Objective: Search the data for the word "JSON" and copy every line where it occurs.

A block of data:
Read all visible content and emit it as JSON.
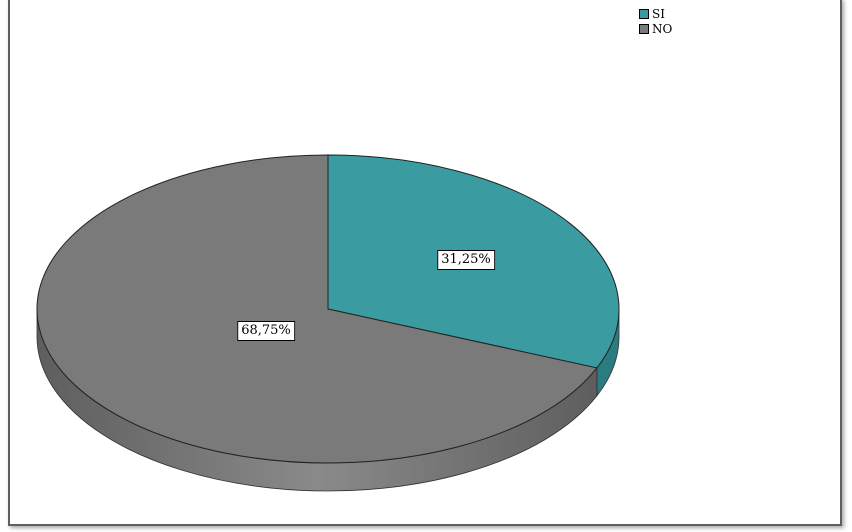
{
  "chart_data": {
    "type": "pie",
    "title": "",
    "categories": [
      "SI",
      "NO"
    ],
    "values": [
      31.25,
      68.75
    ],
    "labels": [
      "31,25%",
      "68,75%"
    ],
    "colors": [
      "#3a9ba0",
      "#7a7a7a"
    ],
    "side_colors": [
      "#2a7c81",
      "#606060"
    ],
    "legend": {
      "position": "top-right",
      "items": [
        "SI",
        "NO"
      ]
    },
    "style": "3d"
  }
}
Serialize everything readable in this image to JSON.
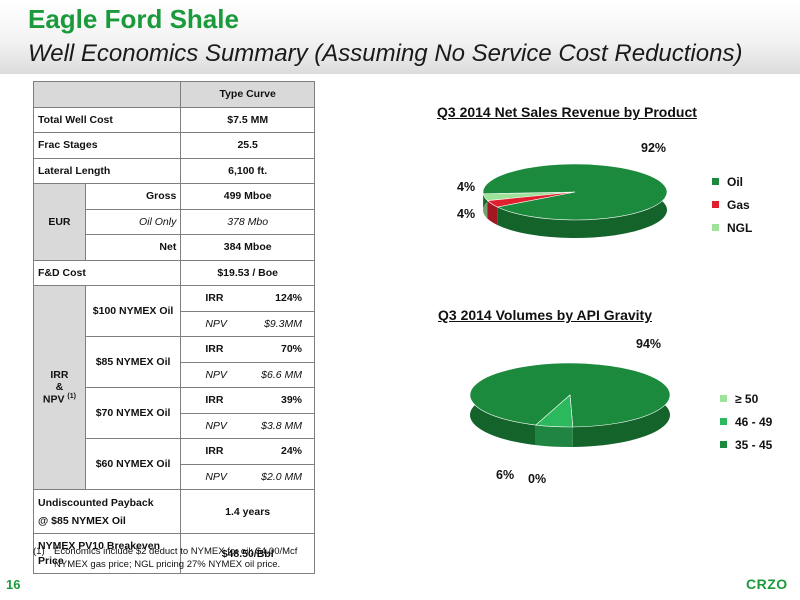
{
  "header": {
    "title": "Eagle Ford Shale",
    "subtitle": "Well Economics Summary (Assuming No Service Cost Reductions)"
  },
  "table": {
    "col_header": "Type Curve",
    "total_well_cost": {
      "label": "Total Well Cost",
      "value": "$7.5 MM"
    },
    "frac_stages": {
      "label": "Frac Stages",
      "value": "25.5"
    },
    "lateral_length": {
      "label": "Lateral Length",
      "value": "6,100 ft."
    },
    "eur": {
      "label": "EUR",
      "rows": [
        {
          "label": "Gross",
          "value": "499 Mboe"
        },
        {
          "label": "Oil Only",
          "value": "378 Mbo"
        },
        {
          "label": "Net",
          "value": "384 Mboe"
        }
      ]
    },
    "fd_cost": {
      "label": "F&D Cost",
      "value": "$19.53 / Boe"
    },
    "irr_npv": {
      "label_irr": "IRR",
      "label_amp": "&",
      "label_npv": "NPV",
      "label_sup": "(1)",
      "scenarios": [
        {
          "label": "$100 NYMEX Oil",
          "irr_label": "IRR",
          "irr": "124%",
          "npv_label": "NPV",
          "npv": "$9.3MM"
        },
        {
          "label": "$85 NYMEX Oil",
          "irr_label": "IRR",
          "irr": "70%",
          "npv_label": "NPV",
          "npv": "$6.6 MM"
        },
        {
          "label": "$70 NYMEX Oil",
          "irr_label": "IRR",
          "irr": "39%",
          "npv_label": "NPV",
          "npv": "$3.8 MM"
        },
        {
          "label": "$60 NYMEX Oil",
          "irr_label": "IRR",
          "irr": "24%",
          "npv_label": "NPV",
          "npv": "$2.0 MM"
        }
      ]
    },
    "payback": {
      "label_line1": "Undiscounted Payback",
      "label_line2": "@ $85 NYMEX Oil",
      "value": "1.4 years"
    },
    "breakeven": {
      "label_line1": "NYMEX PV10 Breakeven",
      "label_line2": "Price",
      "value": "$48.50/Bbl"
    }
  },
  "footnote": {
    "number": "(1)",
    "text": "Economics include $2 deduct to NYMEX for oil; $4.00/Mcf NYMEX gas price; NGL pricing 27% NYMEX oil price."
  },
  "chart_data": [
    {
      "type": "pie",
      "title": "Q3 2014 Net Sales Revenue by Product",
      "labels": [
        "Oil",
        "Gas",
        "NGL"
      ],
      "values": [
        92,
        4,
        4
      ],
      "value_labels": [
        "92%",
        "4%",
        "4%"
      ],
      "colors": [
        "#1b8a3c",
        "#e0202f",
        "#9ee39a"
      ],
      "legend": "right"
    },
    {
      "type": "pie",
      "title": "Q3 2014 Volumes by API Gravity",
      "labels": [
        "≥ 50",
        "46 -  49",
        "35 -  45"
      ],
      "values": [
        0,
        6,
        94
      ],
      "value_labels": [
        "0%",
        "6%",
        "94%"
      ],
      "colors": [
        "#9ee39a",
        "#2cb85c",
        "#1b8a3c"
      ],
      "legend": "right"
    }
  ],
  "footer": {
    "page_number": "16",
    "logo": "CRZO"
  }
}
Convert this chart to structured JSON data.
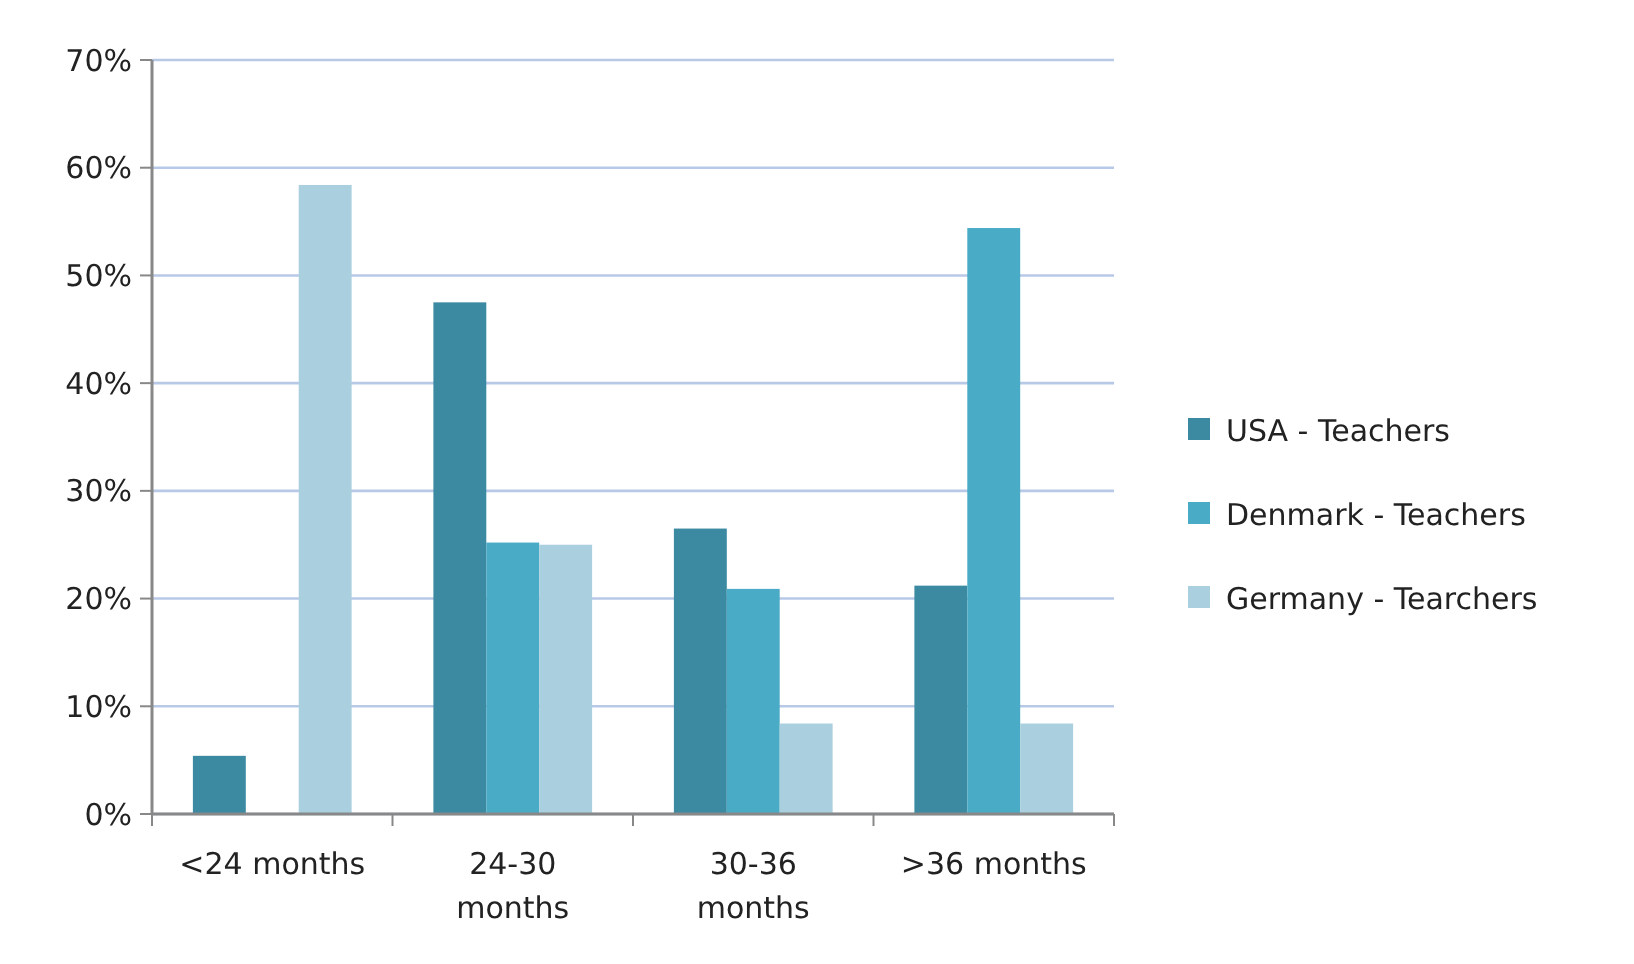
{
  "chart_data": {
    "type": "bar",
    "categories": [
      "<24 months",
      "24-30 months",
      "30-36 months",
      ">36 months"
    ],
    "series": [
      {
        "name": "USA - Teachers",
        "color": "#3b8aa2",
        "values": [
          5.4,
          47.5,
          26.5,
          21.2
        ]
      },
      {
        "name": "Denmark - Teachers",
        "color": "#4aabc6",
        "values": [
          0,
          25.2,
          20.9,
          54.4
        ]
      },
      {
        "name": "Germany - Tearchers",
        "color": "#aacfde",
        "values": [
          58.4,
          25,
          8.4,
          8.4
        ]
      }
    ],
    "ylim": [
      0,
      70
    ],
    "yticks": [
      {
        "value": 0,
        "label": "0%"
      },
      {
        "value": 10,
        "label": "10%"
      },
      {
        "value": 20,
        "label": "20%"
      },
      {
        "value": 30,
        "label": "30%"
      },
      {
        "value": 40,
        "label": "40%"
      },
      {
        "value": 50,
        "label": "50%"
      },
      {
        "value": 60,
        "label": "60%"
      },
      {
        "value": 70,
        "label": "70%"
      }
    ],
    "grid": "y",
    "legend": "right"
  }
}
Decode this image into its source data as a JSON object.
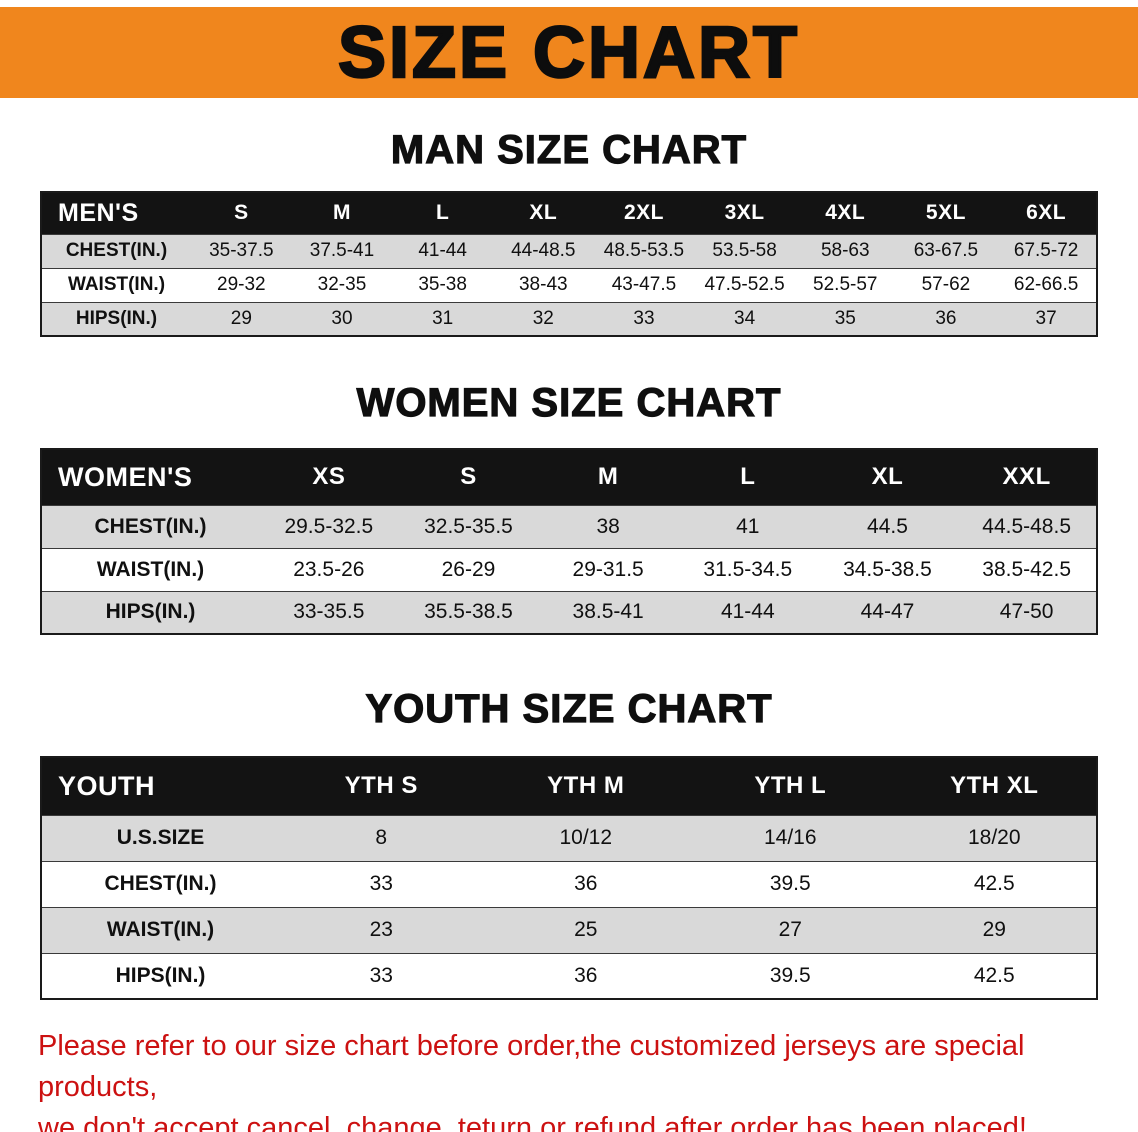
{
  "banner": {
    "title": "SIZE CHART"
  },
  "sections": [
    {
      "id": "men",
      "heading": "MAN SIZE CHART",
      "table": {
        "header": [
          "MEN'S",
          "S",
          "M",
          "L",
          "XL",
          "2XL",
          "3XL",
          "4XL",
          "5XL",
          "6XL"
        ],
        "rows": [
          [
            "CHEST(IN.)",
            "35-37.5",
            "37.5-41",
            "41-44",
            "44-48.5",
            "48.5-53.5",
            "53.5-58",
            "58-63",
            "63-67.5",
            "67.5-72"
          ],
          [
            "WAIST(IN.)",
            "29-32",
            "32-35",
            "35-38",
            "38-43",
            "43-47.5",
            "47.5-52.5",
            "52.5-57",
            "57-62",
            "62-66.5"
          ],
          [
            "HIPS(IN.)",
            "29",
            "30",
            "31",
            "32",
            "33",
            "34",
            "35",
            "36",
            "37"
          ]
        ]
      }
    },
    {
      "id": "women",
      "heading": "WOMEN SIZE CHART",
      "table": {
        "header": [
          "WOMEN'S",
          "XS",
          "S",
          "M",
          "L",
          "XL",
          "XXL"
        ],
        "rows": [
          [
            "CHEST(IN.)",
            "29.5-32.5",
            "32.5-35.5",
            "38",
            "41",
            "44.5",
            "44.5-48.5"
          ],
          [
            "WAIST(IN.)",
            "23.5-26",
            "26-29",
            "29-31.5",
            "31.5-34.5",
            "34.5-38.5",
            "38.5-42.5"
          ],
          [
            "HIPS(IN.)",
            "33-35.5",
            "35.5-38.5",
            "38.5-41",
            "41-44",
            "44-47",
            "47-50"
          ]
        ]
      }
    },
    {
      "id": "youth",
      "heading": "YOUTH SIZE CHART",
      "table": {
        "header": [
          "YOUTH",
          "YTH S",
          "YTH M",
          "YTH L",
          "YTH XL"
        ],
        "rows": [
          [
            "U.S.SIZE",
            "8",
            "10/12",
            "14/16",
            "18/20"
          ],
          [
            "CHEST(IN.)",
            "33",
            "36",
            "39.5",
            "42.5"
          ],
          [
            "WAIST(IN.)",
            "23",
            "25",
            "27",
            "29"
          ],
          [
            "HIPS(IN.)",
            "33",
            "36",
            "39.5",
            "42.5"
          ]
        ]
      }
    }
  ],
  "disclaimer": {
    "line1": "Please refer to our size chart before order,the customized jerseys are special products,",
    "line2": "we don't accept cancel, change, teturn or refund after order has been placed!"
  },
  "colors": {
    "banner_orange": "#f0861d",
    "table_header_black": "#131313",
    "stripe_gray": "#d9d9d9",
    "disclaimer_red": "#cc1111"
  }
}
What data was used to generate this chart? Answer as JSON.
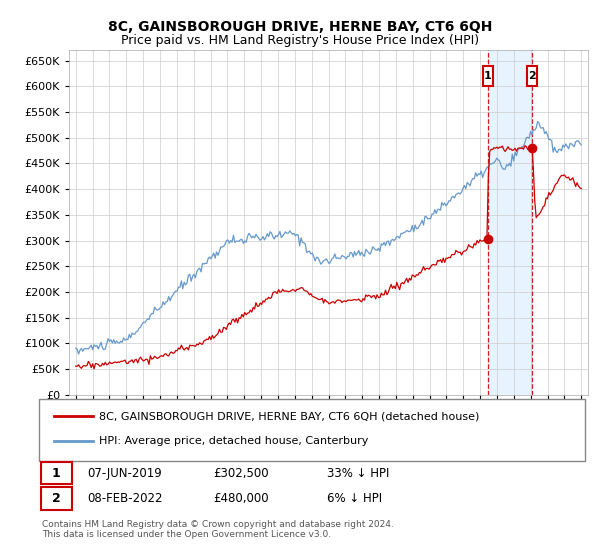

Exercise output:
Read all visible content and emit it as JSON.
Serialize everything readable in this image to JSON.
Convert this chart to structured JSON data.
Decode this image into its source data as a JSON object.
What data was used to generate this chart? Answer as JSON.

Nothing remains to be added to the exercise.